Items from a figure collection
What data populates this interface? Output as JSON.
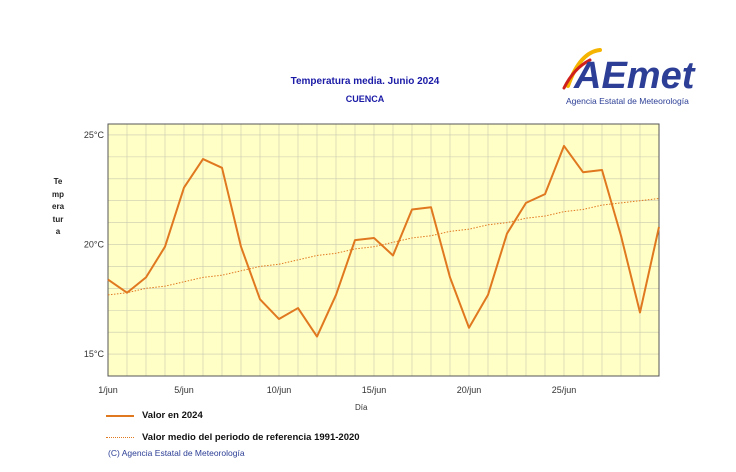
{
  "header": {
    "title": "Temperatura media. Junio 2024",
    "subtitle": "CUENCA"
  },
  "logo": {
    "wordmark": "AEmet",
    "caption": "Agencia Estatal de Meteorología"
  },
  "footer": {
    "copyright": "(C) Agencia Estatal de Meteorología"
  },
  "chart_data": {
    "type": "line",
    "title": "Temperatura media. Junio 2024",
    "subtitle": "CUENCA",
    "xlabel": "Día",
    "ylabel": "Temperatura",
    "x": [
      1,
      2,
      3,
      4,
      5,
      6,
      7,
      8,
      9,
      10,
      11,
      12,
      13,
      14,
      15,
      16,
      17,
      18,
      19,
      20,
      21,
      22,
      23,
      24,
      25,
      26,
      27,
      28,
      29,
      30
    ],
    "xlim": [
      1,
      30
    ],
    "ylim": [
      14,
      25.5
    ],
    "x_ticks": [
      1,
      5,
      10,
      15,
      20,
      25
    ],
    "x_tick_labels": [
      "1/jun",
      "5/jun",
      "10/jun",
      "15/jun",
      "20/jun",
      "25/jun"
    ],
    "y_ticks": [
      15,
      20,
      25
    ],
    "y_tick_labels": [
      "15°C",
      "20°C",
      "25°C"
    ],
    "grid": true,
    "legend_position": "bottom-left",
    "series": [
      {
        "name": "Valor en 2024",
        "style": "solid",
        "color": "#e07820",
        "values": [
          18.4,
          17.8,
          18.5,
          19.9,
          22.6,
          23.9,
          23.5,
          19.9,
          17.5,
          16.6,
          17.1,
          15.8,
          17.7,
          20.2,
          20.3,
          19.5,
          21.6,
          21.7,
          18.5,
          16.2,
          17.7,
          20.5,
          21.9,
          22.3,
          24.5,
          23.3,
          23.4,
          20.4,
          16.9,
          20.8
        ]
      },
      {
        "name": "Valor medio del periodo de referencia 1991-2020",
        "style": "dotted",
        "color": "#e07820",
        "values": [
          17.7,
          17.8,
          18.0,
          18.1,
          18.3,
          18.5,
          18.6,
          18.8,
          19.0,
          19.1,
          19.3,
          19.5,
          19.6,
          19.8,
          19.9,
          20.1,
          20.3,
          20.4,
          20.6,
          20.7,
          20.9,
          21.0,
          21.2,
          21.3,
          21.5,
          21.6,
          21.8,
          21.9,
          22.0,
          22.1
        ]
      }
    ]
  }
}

==

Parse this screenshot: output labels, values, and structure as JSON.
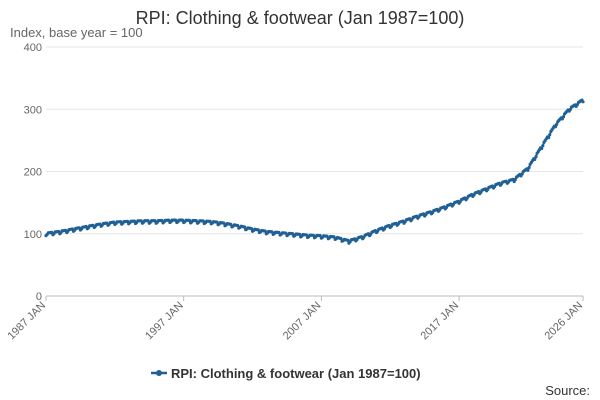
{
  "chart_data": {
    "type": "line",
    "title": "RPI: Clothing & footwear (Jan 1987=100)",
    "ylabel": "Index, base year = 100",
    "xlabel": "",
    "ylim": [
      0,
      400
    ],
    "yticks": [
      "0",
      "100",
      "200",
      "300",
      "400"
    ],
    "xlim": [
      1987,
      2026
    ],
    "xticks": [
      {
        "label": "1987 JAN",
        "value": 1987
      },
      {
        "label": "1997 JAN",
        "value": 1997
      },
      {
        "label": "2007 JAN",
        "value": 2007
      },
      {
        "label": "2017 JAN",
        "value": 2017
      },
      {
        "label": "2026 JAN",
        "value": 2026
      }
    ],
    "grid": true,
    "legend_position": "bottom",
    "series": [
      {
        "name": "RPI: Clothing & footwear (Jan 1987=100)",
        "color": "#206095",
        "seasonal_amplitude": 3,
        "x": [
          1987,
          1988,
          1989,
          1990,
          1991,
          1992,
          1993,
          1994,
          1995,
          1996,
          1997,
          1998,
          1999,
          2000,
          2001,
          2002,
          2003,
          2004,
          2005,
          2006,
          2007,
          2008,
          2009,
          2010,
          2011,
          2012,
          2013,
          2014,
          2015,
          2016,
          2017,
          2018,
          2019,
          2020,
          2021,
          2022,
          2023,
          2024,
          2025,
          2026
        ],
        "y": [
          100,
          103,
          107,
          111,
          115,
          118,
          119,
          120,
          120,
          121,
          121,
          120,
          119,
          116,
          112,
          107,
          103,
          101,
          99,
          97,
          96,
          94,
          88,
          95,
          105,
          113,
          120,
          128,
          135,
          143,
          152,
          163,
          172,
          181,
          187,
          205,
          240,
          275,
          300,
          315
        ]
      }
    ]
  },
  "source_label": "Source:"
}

■ **What you should do**
Extract each line holding the string "this".

■ **Right answer**
What data populates this interface? Output as JSON.
Parse this screenshot: output labels, values, and structure as JSON.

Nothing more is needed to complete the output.